**ENTRIES PROVIDED**.

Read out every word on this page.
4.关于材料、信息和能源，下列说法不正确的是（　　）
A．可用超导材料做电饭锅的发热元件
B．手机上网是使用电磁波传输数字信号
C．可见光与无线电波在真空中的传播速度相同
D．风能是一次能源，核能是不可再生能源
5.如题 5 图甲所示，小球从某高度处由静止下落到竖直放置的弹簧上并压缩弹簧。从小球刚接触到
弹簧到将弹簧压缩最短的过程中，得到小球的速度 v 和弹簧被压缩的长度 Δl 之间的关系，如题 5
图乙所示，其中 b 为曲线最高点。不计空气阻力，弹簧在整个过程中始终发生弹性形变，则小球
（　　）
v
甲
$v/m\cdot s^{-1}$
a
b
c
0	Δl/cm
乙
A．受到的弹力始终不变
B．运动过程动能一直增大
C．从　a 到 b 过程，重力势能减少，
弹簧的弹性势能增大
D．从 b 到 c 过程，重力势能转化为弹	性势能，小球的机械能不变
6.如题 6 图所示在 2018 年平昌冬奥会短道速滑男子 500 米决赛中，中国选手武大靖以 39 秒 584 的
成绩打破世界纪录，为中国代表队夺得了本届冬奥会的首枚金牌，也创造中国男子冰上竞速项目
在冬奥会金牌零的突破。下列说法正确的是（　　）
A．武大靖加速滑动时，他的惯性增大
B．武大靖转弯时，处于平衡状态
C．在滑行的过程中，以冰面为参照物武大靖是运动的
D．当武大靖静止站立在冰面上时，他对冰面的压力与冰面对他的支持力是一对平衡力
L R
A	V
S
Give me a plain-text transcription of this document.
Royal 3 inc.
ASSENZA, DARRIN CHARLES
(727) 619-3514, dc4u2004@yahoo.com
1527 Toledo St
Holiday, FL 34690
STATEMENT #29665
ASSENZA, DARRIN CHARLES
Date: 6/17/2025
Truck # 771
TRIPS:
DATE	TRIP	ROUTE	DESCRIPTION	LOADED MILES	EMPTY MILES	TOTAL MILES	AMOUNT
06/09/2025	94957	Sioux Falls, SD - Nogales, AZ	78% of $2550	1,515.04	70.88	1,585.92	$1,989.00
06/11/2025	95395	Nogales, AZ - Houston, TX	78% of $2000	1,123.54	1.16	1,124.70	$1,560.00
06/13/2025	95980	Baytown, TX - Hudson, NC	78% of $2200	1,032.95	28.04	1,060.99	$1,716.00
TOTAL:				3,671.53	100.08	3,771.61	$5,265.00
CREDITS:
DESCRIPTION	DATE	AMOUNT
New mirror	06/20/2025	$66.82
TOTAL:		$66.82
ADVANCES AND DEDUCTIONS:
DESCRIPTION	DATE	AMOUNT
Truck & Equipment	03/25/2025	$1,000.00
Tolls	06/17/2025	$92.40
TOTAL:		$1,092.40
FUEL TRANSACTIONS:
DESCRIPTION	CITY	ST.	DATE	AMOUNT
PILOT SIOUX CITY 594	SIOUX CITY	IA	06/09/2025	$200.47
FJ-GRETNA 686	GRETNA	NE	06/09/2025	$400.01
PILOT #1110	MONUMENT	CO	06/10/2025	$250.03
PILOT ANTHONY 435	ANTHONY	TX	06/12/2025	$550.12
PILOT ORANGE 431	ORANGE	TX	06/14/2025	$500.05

**EXERCISE BRIEF**. Return every record above exactly as it appears.

**OUTPUT OF THE TASK**.
Read out every word on this page.
4.关于材料、信息和能源，下列说法不正确的是（　　）
A．可用超导材料做电饭锅的发热元件
B．手机上网是使用电磁波传输数字信号
C．可见光与无线电波在真空中的传播速度相同
D．风能是一次能源，核能是不可再生能源
5.如题 5 图甲所示，小球从某高度处由静止下落到竖直放置的弹簧上并压缩弹簧。从小球刚接触到
弹簧到将弹簧压缩最短的过程中，得到小球的速度 v 和弹簧被压缩的长度 Δl 之间的关系，如题 5
图乙所示，其中 b 为曲线最高点。不计空气阻力，弹簧在整个过程中始终发生弹性形变，则小球
（　　）
v
甲
$v/m\cdot s^{-1}$
a
b
c
0	Δl/cm
乙
A．受到的弹力始终不变
B．运动过程动能一直增大
C．从　a 到 b 过程，重力势能减少，
弹簧的弹性势能增大
D．从 b 到 c 过程，重力势能转化为弹	性势能，小球的机械能不变
6.如题 6 图所示在 2018 年平昌冬奥会短道速滑男子 500 米决赛中，中国选手武大靖以 39 秒 584 的
成绩打破世界纪录，为中国代表队夺得了本届冬奥会的首枚金牌，也创造中国男子冰上竞速项目
在冬奥会金牌零的突破。下列说法正确的是（　　）
A．武大靖加速滑动时，他的惯性增大
B．武大靖转弯时，处于平衡状态
C．在滑行的过程中，以冰面为参照物武大靖是运动的
D．当武大靖静止站立在冰面上时，他对冰面的压力与冰面对他的支持力是一对平衡力
L R
A	V
S
Give me a plain-text transcription of this document.
Royal 3 inc.
ASSENZA, DARRIN CHARLES
(727) 619-3514, dc4u2004@yahoo.com
1527 Toledo St
Holiday, FL 34690
STATEMENT #29665
ASSENZA, DARRIN CHARLES
Date: 6/17/2025
Truck # 771
TRIPS:
DATE	TRIP	ROUTE	DESCRIPTION	LOADED MILES	EMPTY MILES	TOTAL MILES	AMOUNT
06/09/2025	94957	Sioux Falls, SD - Nogales, AZ	78% of $2550	1,515.04	70.88	1,585.92	$1,989.00
06/11/2025	95395	Nogales, AZ - Houston, TX	78% of $2000	1,123.54	1.16	1,124.70	$1,560.00
06/13/2025	95980	Baytown, TX - Hudson, NC	78% of $2200	1,032.95	28.04	1,060.99	$1,716.00
TOTAL:				3,671.53	100.08	3,771.61	$5,265.00
CREDITS:
DESCRIPTION	DATE	AMOUNT
New mirror	06/20/2025	$66.82
TOTAL:		$66.82
ADVANCES AND DEDUCTIONS:
DESCRIPTION	DATE	AMOUNT
Truck & Equipment	03/25/2025	$1,000.00
Tolls	06/17/2025	$92.40
TOTAL:		$1,092.40
FUEL TRANSACTIONS:
DESCRIPTION	CITY	ST.	DATE	AMOUNT
PILOT SIOUX CITY 594	SIOUX CITY	IA	06/09/2025	$200.47
FJ-GRETNA 686	GRETNA	NE	06/09/2025	$400.01
PILOT #1110	MONUMENT	CO	06/10/2025	$250.03
PILOT ANTHONY 435	ANTHONY	TX	06/12/2025	$550.12
PILOT ORANGE 431	ORANGE	TX	06/14/2025	$500.05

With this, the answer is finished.